• [GIVEN EXERCISE]: Copy out, unchanged, the rows from the one containing "answer-blank[interactable] <box>254 986" through the one containing "question-4 <box>108 668 758 776</box>", including both of those rows.

• [EXTRACTED RECORDS]:

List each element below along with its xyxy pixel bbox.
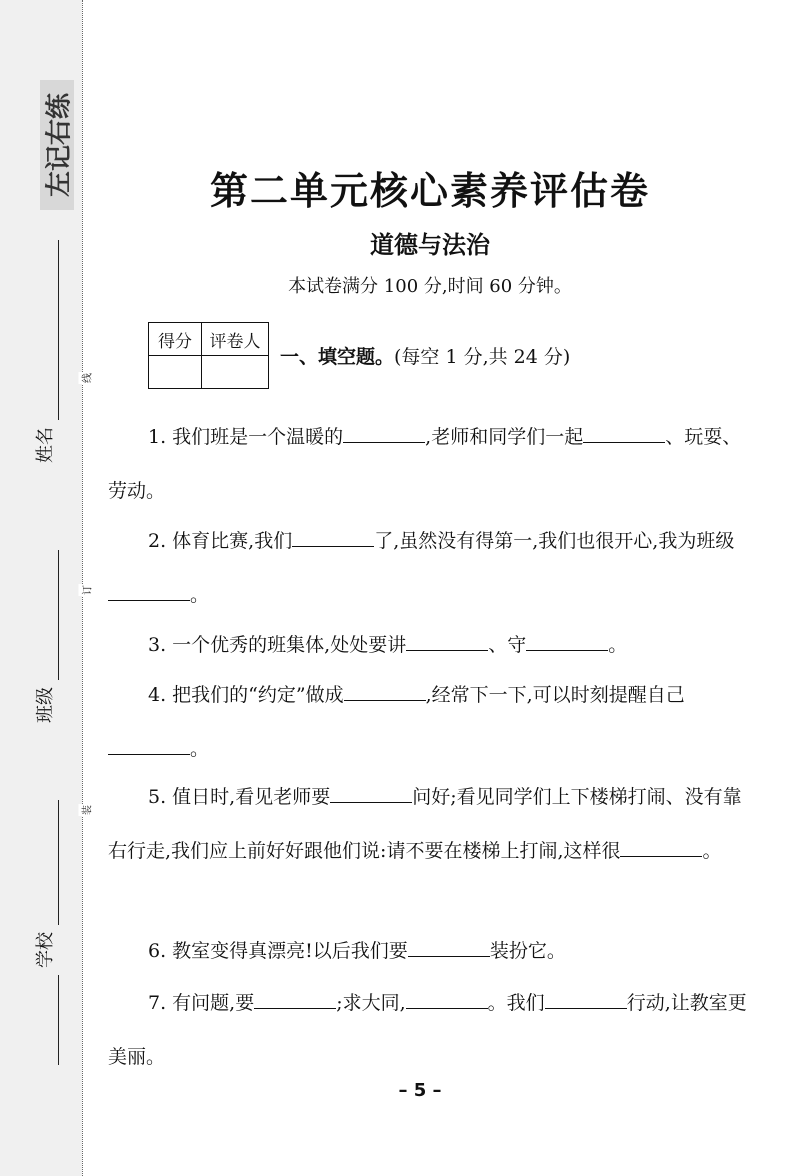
answer-blank[interactable] <box>254 986 336 1009</box>
class-field-line <box>58 550 59 680</box>
q5-text-2: 问好;看见同学们上下楼梯打闹、没有靠右行走,我们应上前好好跟他们说:请不要在楼梯上打闹,这样很 <box>108 786 742 862</box>
answer-blank[interactable] <box>526 628 608 651</box>
school-field-line-bottom <box>58 975 59 1065</box>
q7-text-2: ;求大同, <box>336 992 406 1014</box>
q2-text-3: 。 <box>190 584 210 606</box>
answer-blank[interactable] <box>108 578 190 601</box>
q3-text-2: 、守 <box>488 634 527 656</box>
q6-text-1: 6. 教室变得真漂亮!以后我们要 <box>148 940 408 962</box>
grader-cell[interactable] <box>202 356 269 389</box>
name-field-line <box>58 240 59 420</box>
section-heading <box>280 342 570 369</box>
answer-blank[interactable] <box>583 420 665 443</box>
q5-text-3: 。 <box>702 840 722 862</box>
q4-text-2: ,经常下一下,可以时刻提醒自己 <box>425 684 685 706</box>
answer-blank[interactable] <box>406 628 488 651</box>
q4-text-1: 4. 把我们的“约定”做成 <box>148 684 344 706</box>
question-3 <box>108 618 758 672</box>
answer-blank[interactable] <box>408 934 490 957</box>
q2-text-2: 了,虽然没有得第一,我们也很开心,我为班级 <box>374 530 735 552</box>
name-field-label: 姓名 <box>35 427 56 463</box>
q6-text-2: 装扮它。 <box>489 940 566 962</box>
score-box <box>148 322 269 389</box>
answer-blank[interactable] <box>292 524 374 547</box>
q5-text-1: 5. 值日时,看见老师要 <box>148 786 331 808</box>
answer-blank[interactable] <box>620 834 702 857</box>
answer-blank[interactable] <box>108 732 190 755</box>
answer-blank[interactable] <box>344 678 426 701</box>
answer-blank[interactable] <box>343 420 425 443</box>
question-5 <box>108 770 758 878</box>
question-7 <box>108 976 758 1084</box>
answer-blank[interactable] <box>545 986 627 1009</box>
brand-text: 左记右练 <box>44 92 75 198</box>
question-6 <box>108 924 758 978</box>
q7-text-4: 行动,让教室更美丽。 <box>108 992 747 1068</box>
school-field-line-top <box>58 800 59 925</box>
page-title: 第二单元核心素养评估卷 <box>209 169 650 213</box>
answer-blank[interactable] <box>406 986 488 1009</box>
question-1 <box>108 410 758 518</box>
cut-mark-order: 订 <box>79 584 94 596</box>
question-2 <box>108 514 758 622</box>
question-4 <box>108 668 758 776</box>
subject-title: 道德与法治 <box>370 231 490 259</box>
grader-label: 评卷人 <box>202 323 269 356</box>
q1-text-2: ,老师和同学们一起 <box>425 426 584 448</box>
q1-text-1: 1. 我们班是一个温暖的 <box>148 426 344 448</box>
q3-text-1: 3. 一个优秀的班集体,处处要讲 <box>148 634 407 656</box>
exam-info: 本试卷满分 100 分,时间 60 分钟。 <box>288 276 572 297</box>
q2-text-1: 2. 体育比赛,我们 <box>148 530 293 552</box>
class-field-label: 班级 <box>35 687 56 723</box>
cut-mark-line: 线 <box>79 372 94 384</box>
school-field-label: 学校 <box>35 932 56 968</box>
answer-blank[interactable] <box>330 780 412 803</box>
section-note: (每空 1 分,共 24 分) <box>394 346 571 368</box>
section-title: 一、填空题。 <box>280 346 395 368</box>
page-number: – 5 – <box>398 1080 442 1101</box>
q7-text-1: 7. 有问题,要 <box>148 992 255 1014</box>
cut-mark-bind: 装 <box>79 804 94 816</box>
q3-text-3: 。 <box>608 634 628 656</box>
q4-text-3: 。 <box>190 738 210 760</box>
score-label: 得分 <box>149 323 202 356</box>
q1-text-3: 、玩耍、劳动。 <box>108 426 742 502</box>
q7-text-3: 。我们 <box>487 992 545 1014</box>
score-cell[interactable] <box>149 356 202 389</box>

• [ANSWER TO THIS TASK]:
answer-blank[interactable] <box>254 986 336 1009</box>
class-field-line <box>58 550 59 680</box>
q5-text-2: 问好;看见同学们上下楼梯打闹、没有靠右行走,我们应上前好好跟他们说:请不要在楼梯上打闹,这样很 <box>108 786 742 862</box>
answer-blank[interactable] <box>526 628 608 651</box>
school-field-line-bottom <box>58 975 59 1065</box>
q7-text-2: ;求大同, <box>336 992 406 1014</box>
q2-text-3: 。 <box>190 584 210 606</box>
answer-blank[interactable] <box>108 578 190 601</box>
q3-text-2: 、守 <box>488 634 527 656</box>
q6-text-1: 6. 教室变得真漂亮!以后我们要 <box>148 940 408 962</box>
grader-cell[interactable] <box>202 356 269 389</box>
name-field-line <box>58 240 59 420</box>
section-heading <box>280 342 570 369</box>
answer-blank[interactable] <box>583 420 665 443</box>
q5-text-3: 。 <box>702 840 722 862</box>
q4-text-2: ,经常下一下,可以时刻提醒自己 <box>425 684 685 706</box>
answer-blank[interactable] <box>406 628 488 651</box>
q4-text-1: 4. 把我们的“约定”做成 <box>148 684 344 706</box>
question-3 <box>108 618 758 672</box>
answer-blank[interactable] <box>408 934 490 957</box>
q2-text-2: 了,虽然没有得第一,我们也很开心,我为班级 <box>374 530 735 552</box>
name-field-label: 姓名 <box>35 427 56 463</box>
q6-text-2: 装扮它。 <box>489 940 566 962</box>
score-box <box>148 322 269 389</box>
answer-blank[interactable] <box>292 524 374 547</box>
q5-text-1: 5. 值日时,看见老师要 <box>148 786 331 808</box>
answer-blank[interactable] <box>620 834 702 857</box>
answer-blank[interactable] <box>108 732 190 755</box>
answer-blank[interactable] <box>344 678 426 701</box>
answer-blank[interactable] <box>343 420 425 443</box>
question-5 <box>108 770 758 878</box>
question-7 <box>108 976 758 1084</box>
answer-blank[interactable] <box>545 986 627 1009</box>
brand-text: 左记右练 <box>44 92 75 198</box>
question-6 <box>108 924 758 978</box>
q7-text-4: 行动,让教室更美丽。 <box>108 992 747 1068</box>
school-field-line-top <box>58 800 59 925</box>
page-title: 第二单元核心素养评估卷 <box>209 169 650 213</box>
answer-blank[interactable] <box>406 986 488 1009</box>
question-1 <box>108 410 758 518</box>
cut-mark-order: 订 <box>79 584 94 596</box>
question-2 <box>108 514 758 622</box>
question-4 <box>108 668 758 776</box>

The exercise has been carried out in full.